### Material for this exercise ###

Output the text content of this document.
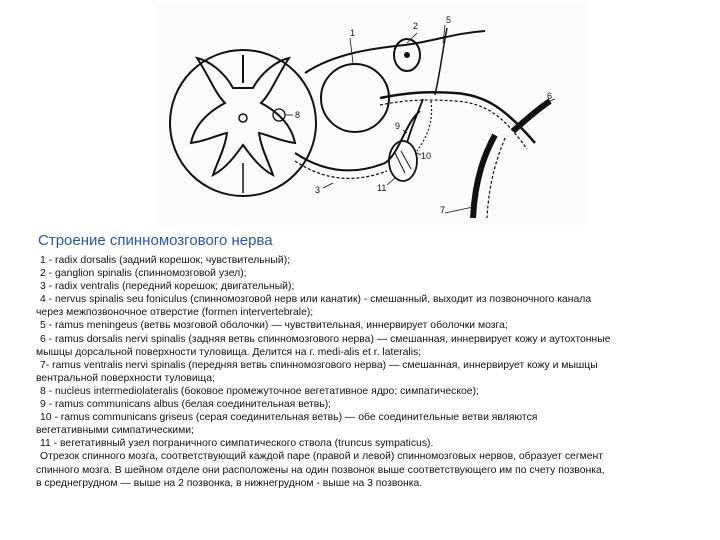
1
2
3
5
6
7
8
9
10
11
Строение спинномозгового нерва

1 - radix dorsalis (задний корешок; чувствительный);

2 - ganglion spinalis (спинномозговой узел);

3 - radix ventralis (передний корешок; двигательный);

4 - nervus spinalis seu foniculus (спинномозговой нерв или канатик) - смешанный, выходит из позвоночного канала

через межпозвоночное отверстие (formen intervertebrale);

5 - ramus meningeus (ветвь мозговой оболочки) — чувствительная, иннервирует оболочки мозга;

6 - ramus dorsalis nervi spinalis (задняя ветвь спинномозгового нерва) — смешанная, иннервирует кожу и аутохтонные

мышцы дорсальной поверхности туловища. Делится на г. medi-alis et r. lateralis;

7- ramus ventralis nervi spinalis (передняя ветвь спинномозгового нерва) — смешанная, иннервирует кожу и мышцы

вентральной поверхности туловища;

8 - nucleus intermediolateralis (боковое промежуточное вегетативное ядро; симпатическое);

9 - ramus communicans albus (белая соединительная ветвь);

10 - ramus communicans griseus (серая соединительная ветвь) — обе соединительные ветви являются

вегетативными симпатическими;

11 - вегетативный узел пограничного симпатического ствола (truncus sympaticus).

Отрезок спинного мозга, соответствующий каждой паре (правой и левой) спинномозговых нервов, образует сегмент

спинного мозга. В шейном отделе они расположены на один позвонок выше соответствующего им по счету позвонка,

в среднегрудном — выше на 2 позвонка, в нижнегрудном - выше на 3 позвонка.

###

> Short task: Give the entries again word for word, but skip the pictures.

> Response to this exercise:
Output the text content of this document.
1
2
3
5
6
7
8
9
10
11
Строение спинномозгового нерва

1 - radix dorsalis (задний корешок; чувствительный);

2 - ganglion spinalis (спинномозговой узел);

3 - radix ventralis (передний корешок; двигательный);

4 - nervus spinalis seu foniculus (спинномозговой нерв или канатик) - смешанный, выходит из позвоночного канала

через межпозвоночное отверстие (formen intervertebrale);

5 - ramus meningeus (ветвь мозговой оболочки) — чувствительная, иннервирует оболочки мозга;

6 - ramus dorsalis nervi spinalis (задняя ветвь спинномозгового нерва) — смешанная, иннервирует кожу и аутохтонные

мышцы дорсальной поверхности туловища. Делится на г. medi-alis et r. lateralis;

7- ramus ventralis nervi spinalis (передняя ветвь спинномозгового нерва) — смешанная, иннервирует кожу и мышцы

вентральной поверхности туловища;

8 - nucleus intermediolateralis (боковое промежуточное вегетативное ядро; симпатическое);

9 - ramus communicans albus (белая соединительная ветвь);

10 - ramus communicans griseus (серая соединительная ветвь) — обе соединительные ветви являются

вегетативными симпатическими;

11 - вегетативный узел пограничного симпатического ствола (truncus sympaticus).

Отрезок спинного мозга, соответствующий каждой паре (правой и левой) спинномозговых нервов, образует сегмент

спинного мозга. В шейном отделе они расположены на один позвонок выше соответствующего им по счету позвонка,

в среднегрудном — выше на 2 позвонка, в нижнегрудном - выше на 3 позвонка.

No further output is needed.